═════ Task inputs

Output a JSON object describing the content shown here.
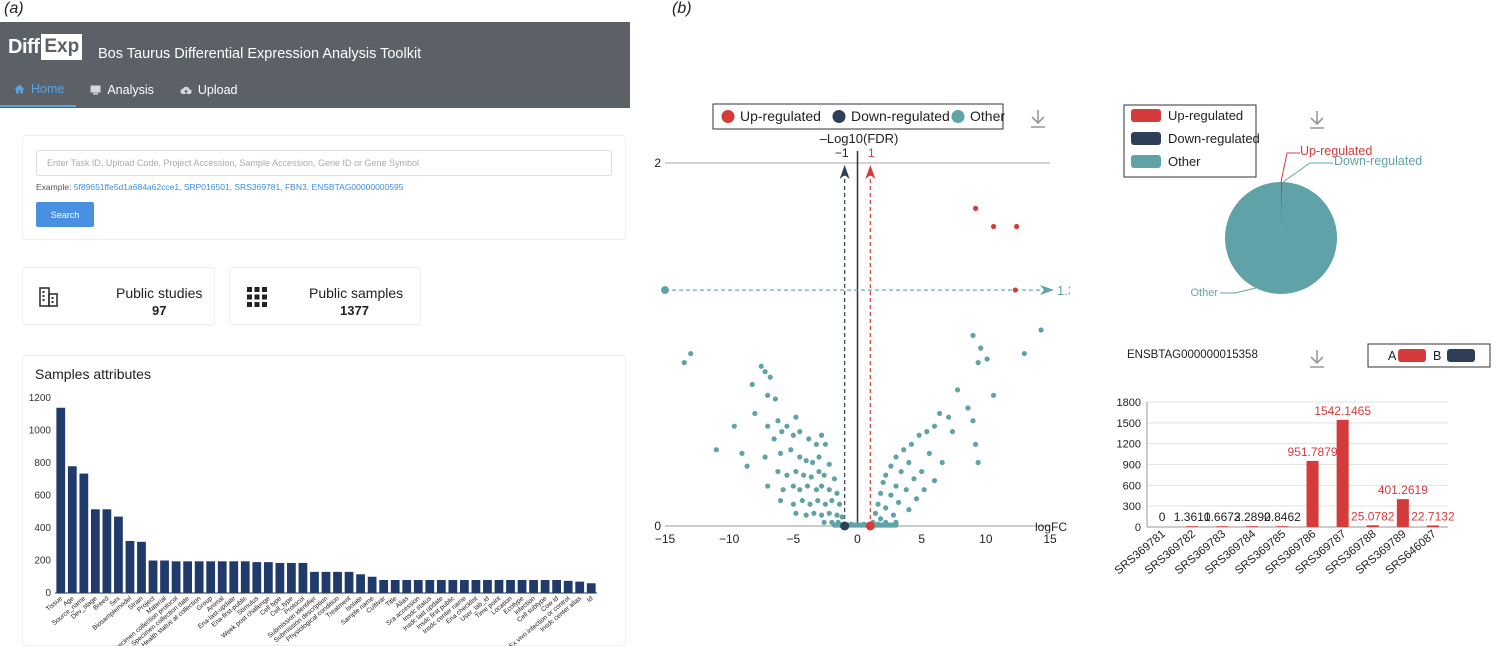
{
  "labels": {
    "a": "(a)",
    "b": "(b)"
  },
  "app": {
    "logo_part1": "Diff",
    "logo_part2": "Exp",
    "title": "Bos Taurus Differential Expression Analysis Toolkit",
    "tabs": [
      {
        "label": "Home",
        "icon": "home-icon",
        "active": true
      },
      {
        "label": "Analysis",
        "icon": "monitor-icon",
        "active": false
      },
      {
        "label": "Upload",
        "icon": "cloud-upload-icon",
        "active": false
      }
    ]
  },
  "search": {
    "placeholder": "Enter Task ID, Upload Code, Project Accession, Sample Accession, Gene ID or Gene Symbol",
    "value": "",
    "example_prefix": "Example:",
    "examples": [
      "5f89651ffe5d1a684a62cce1,",
      "SRP016501,",
      "SRS369781,",
      "FBN3,",
      "ENSBTAG00000000595"
    ],
    "button": "Search"
  },
  "stats": {
    "studies": {
      "label": "Public studies",
      "value": "97",
      "icon": "building-icon"
    },
    "samples": {
      "label": "Public samples",
      "value": "1377",
      "icon": "grid-icon"
    }
  },
  "attributes": {
    "title": "Samples attributes",
    "chart_data": {
      "type": "bar",
      "color": "#1f3a6b",
      "ylim": [
        0,
        1200
      ],
      "yticks": [
        "0",
        "200",
        "400",
        "600",
        "800",
        "1000",
        "1200"
      ],
      "categories": [
        "Tissue",
        "Age",
        "Source_name",
        "Dev_stage",
        "Breed",
        "Sex",
        "Biosamplemodel",
        "Strain",
        "Project",
        "Material",
        "Specimen collection protocol",
        "Specimen collection date",
        "Health status at collection",
        "Group",
        "Animal",
        "Ena-last-update",
        "Ena-first-public",
        "Stimulus",
        "Week post challenge",
        "Cell type",
        "Cell_type",
        "Protocol",
        "Submission identifier",
        "Submission description",
        "Physiological condition",
        "Treatment",
        "Isolate",
        "Sample name",
        "Cultivar",
        "Title",
        "Alias",
        "Sra accession",
        "Insdc status",
        "Insdc last update",
        "Insdc first public",
        "Insdc center name",
        "Ena checklist",
        "User_lab_id",
        "Time point",
        "Location",
        "Ecotype",
        "Infection",
        "Cell subtype",
        "Cow id",
        "Ex vivo infection or control",
        "Insdc center alias",
        "Id"
      ],
      "values": [
        1140,
        780,
        735,
        515,
        515,
        470,
        320,
        315,
        200,
        200,
        195,
        195,
        195,
        195,
        195,
        195,
        195,
        190,
        190,
        185,
        185,
        185,
        130,
        130,
        130,
        130,
        115,
        100,
        80,
        80,
        80,
        80,
        80,
        80,
        80,
        80,
        80,
        80,
        80,
        80,
        80,
        80,
        80,
        80,
        75,
        70,
        60
      ]
    }
  },
  "volcano": {
    "legend": [
      "Up-regulated",
      "Down-regulated",
      "Other"
    ],
    "colors": {
      "up": "#d63b3b",
      "down": "#2f3f57",
      "other": "#5fa3a8"
    },
    "download_icon": "download-icon",
    "chart_data": {
      "type": "scatter",
      "ylabel": "–Log10(FDR)",
      "xlabel": "logFC",
      "xlim": [
        -15,
        15
      ],
      "xticks": [
        "−15",
        "−10",
        "−5",
        "0",
        "5",
        "10",
        "15"
      ],
      "ylim": [
        0,
        2
      ],
      "yticks": [
        "0",
        "2"
      ],
      "neg_threshold_label": "−1",
      "pos_threshold_label": "1",
      "fdr_threshold_label": "1.3",
      "up": [
        [
          9.2,
          1.75
        ],
        [
          10.6,
          1.65
        ],
        [
          12.4,
          1.65
        ],
        [
          12.3,
          1.3
        ],
        [
          1.0,
          0.0
        ]
      ],
      "down": [
        [
          -1.0,
          0.0
        ]
      ],
      "other": [
        [
          -15.0,
          1.3
        ],
        [
          -13.0,
          0.95
        ],
        [
          -13.5,
          0.9
        ],
        [
          -7.5,
          0.88
        ],
        [
          -7.2,
          0.85
        ],
        [
          -6.8,
          0.82
        ],
        [
          -8.2,
          0.78
        ],
        [
          -7.0,
          0.72
        ],
        [
          -6.4,
          0.7
        ],
        [
          -8.0,
          0.62
        ],
        [
          -7.0,
          0.55
        ],
        [
          -6.2,
          0.58
        ],
        [
          -5.5,
          0.55
        ],
        [
          -4.8,
          0.6
        ],
        [
          -9.6,
          0.55
        ],
        [
          -6.5,
          0.48
        ],
        [
          -5.9,
          0.52
        ],
        [
          -5.0,
          0.5
        ],
        [
          -4.5,
          0.52
        ],
        [
          -3.8,
          0.48
        ],
        [
          -3.2,
          0.45
        ],
        [
          -2.8,
          0.5
        ],
        [
          -2.5,
          0.45
        ],
        [
          -11.0,
          0.42
        ],
        [
          -9.0,
          0.4
        ],
        [
          -7.2,
          0.38
        ],
        [
          -6.0,
          0.4
        ],
        [
          -5.2,
          0.42
        ],
        [
          -4.5,
          0.38
        ],
        [
          -4.0,
          0.36
        ],
        [
          -3.5,
          0.35
        ],
        [
          -3.0,
          0.38
        ],
        [
          -2.2,
          0.34
        ],
        [
          -8.6,
          0.33
        ],
        [
          -6.2,
          0.3
        ],
        [
          -5.5,
          0.28
        ],
        [
          -4.8,
          0.3
        ],
        [
          -4.2,
          0.28
        ],
        [
          -3.6,
          0.27
        ],
        [
          -3.0,
          0.3
        ],
        [
          -2.6,
          0.28
        ],
        [
          -1.8,
          0.26
        ],
        [
          -7.0,
          0.22
        ],
        [
          -5.8,
          0.2
        ],
        [
          -5.0,
          0.22
        ],
        [
          -4.5,
          0.2
        ],
        [
          -3.9,
          0.22
        ],
        [
          -3.2,
          0.2
        ],
        [
          -2.8,
          0.22
        ],
        [
          -2.2,
          0.2
        ],
        [
          -1.6,
          0.18
        ],
        [
          -6.0,
          0.14
        ],
        [
          -5.0,
          0.12
        ],
        [
          -4.3,
          0.14
        ],
        [
          -3.7,
          0.12
        ],
        [
          -3.1,
          0.14
        ],
        [
          -2.5,
          0.12
        ],
        [
          -2.0,
          0.14
        ],
        [
          -1.4,
          0.12
        ],
        [
          -4.8,
          0.07
        ],
        [
          -4.0,
          0.06
        ],
        [
          -3.4,
          0.07
        ],
        [
          -2.8,
          0.06
        ],
        [
          -2.2,
          0.07
        ],
        [
          -1.6,
          0.06
        ],
        [
          -1.2,
          0.05
        ],
        [
          -2.6,
          0.02
        ],
        [
          -2.0,
          0.02
        ],
        [
          -1.5,
          0.02
        ],
        [
          14.3,
          1.08
        ],
        [
          13.0,
          0.95
        ],
        [
          9.0,
          1.05
        ],
        [
          9.6,
          0.98
        ],
        [
          10.1,
          0.92
        ],
        [
          9.4,
          0.9
        ],
        [
          7.8,
          0.75
        ],
        [
          10.6,
          0.72
        ],
        [
          8.6,
          0.65
        ],
        [
          6.4,
          0.62
        ],
        [
          7.1,
          0.6
        ],
        [
          9.0,
          0.58
        ],
        [
          6.0,
          0.55
        ],
        [
          5.4,
          0.52
        ],
        [
          4.8,
          0.5
        ],
        [
          7.4,
          0.52
        ],
        [
          9.2,
          0.45
        ],
        [
          4.2,
          0.45
        ],
        [
          3.6,
          0.42
        ],
        [
          5.6,
          0.4
        ],
        [
          3.0,
          0.38
        ],
        [
          6.6,
          0.35
        ],
        [
          9.4,
          0.35
        ],
        [
          4.0,
          0.35
        ],
        [
          2.6,
          0.33
        ],
        [
          5.0,
          0.3
        ],
        [
          3.4,
          0.3
        ],
        [
          2.2,
          0.28
        ],
        [
          4.4,
          0.26
        ],
        [
          6.0,
          0.25
        ],
        [
          2.0,
          0.24
        ],
        [
          3.0,
          0.22
        ],
        [
          3.8,
          0.2
        ],
        [
          5.2,
          0.2
        ],
        [
          1.8,
          0.18
        ],
        [
          2.6,
          0.17
        ],
        [
          4.6,
          0.15
        ],
        [
          3.2,
          0.13
        ],
        [
          1.6,
          0.12
        ],
        [
          2.2,
          0.1
        ],
        [
          4.0,
          0.09
        ],
        [
          1.4,
          0.07
        ],
        [
          2.8,
          0.06
        ],
        [
          1.8,
          0.04
        ],
        [
          1.2,
          0.02
        ],
        [
          2.2,
          0.02
        ],
        [
          3.0,
          0.02
        ],
        [
          -0.5,
          0.01
        ],
        [
          0.5,
          0.01
        ],
        [
          -1.4,
          0.01
        ],
        [
          1.6,
          0.01
        ]
      ]
    }
  },
  "pie": {
    "legend": [
      "Up-regulated",
      "Down-regulated",
      "Other"
    ],
    "chart_data": {
      "type": "pie",
      "labels": [
        "Up-regulated",
        "Down-regulated",
        "Other"
      ],
      "values": [
        5,
        1,
        1372
      ],
      "colors": [
        "#d63b3b",
        "#2f3f57",
        "#5fa3a8"
      ]
    }
  },
  "gene_bar": {
    "gene": "ENSBTAG000000015358",
    "legend": [
      "A",
      "B"
    ],
    "colors": {
      "A": "#d63b3b",
      "B": "#2f3f57"
    },
    "chart_data": {
      "type": "bar",
      "categories": [
        "SRS369781",
        "SRS369782",
        "SRS369783",
        "SRS369784",
        "SRS369785",
        "SRS369786",
        "SRS369787",
        "SRS369788",
        "SRS369789",
        "SRS646087"
      ],
      "values": [
        0,
        1.361,
        1.6673,
        2.2892,
        0.8462,
        951.7879,
        1542.1465,
        25.0782,
        401.2619,
        22.7132
      ],
      "value_labels": [
        "0",
        "1.3610",
        "1.6673",
        "2.2892",
        "0.8462",
        "951.7879",
        "1542.1465",
        "25.0782",
        "401.2619",
        "22.7132"
      ],
      "ylim": [
        0,
        1800
      ],
      "yticks": [
        "0",
        "300",
        "600",
        "900",
        "1200",
        "1500",
        "1800"
      ]
    }
  }
}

══════════

◆ Your instructions ◆
Scan the records above and show every line in which the word "status" occurs.

◆ Result of this exercise ◆
        "Health status at collection",
        "Insdc status",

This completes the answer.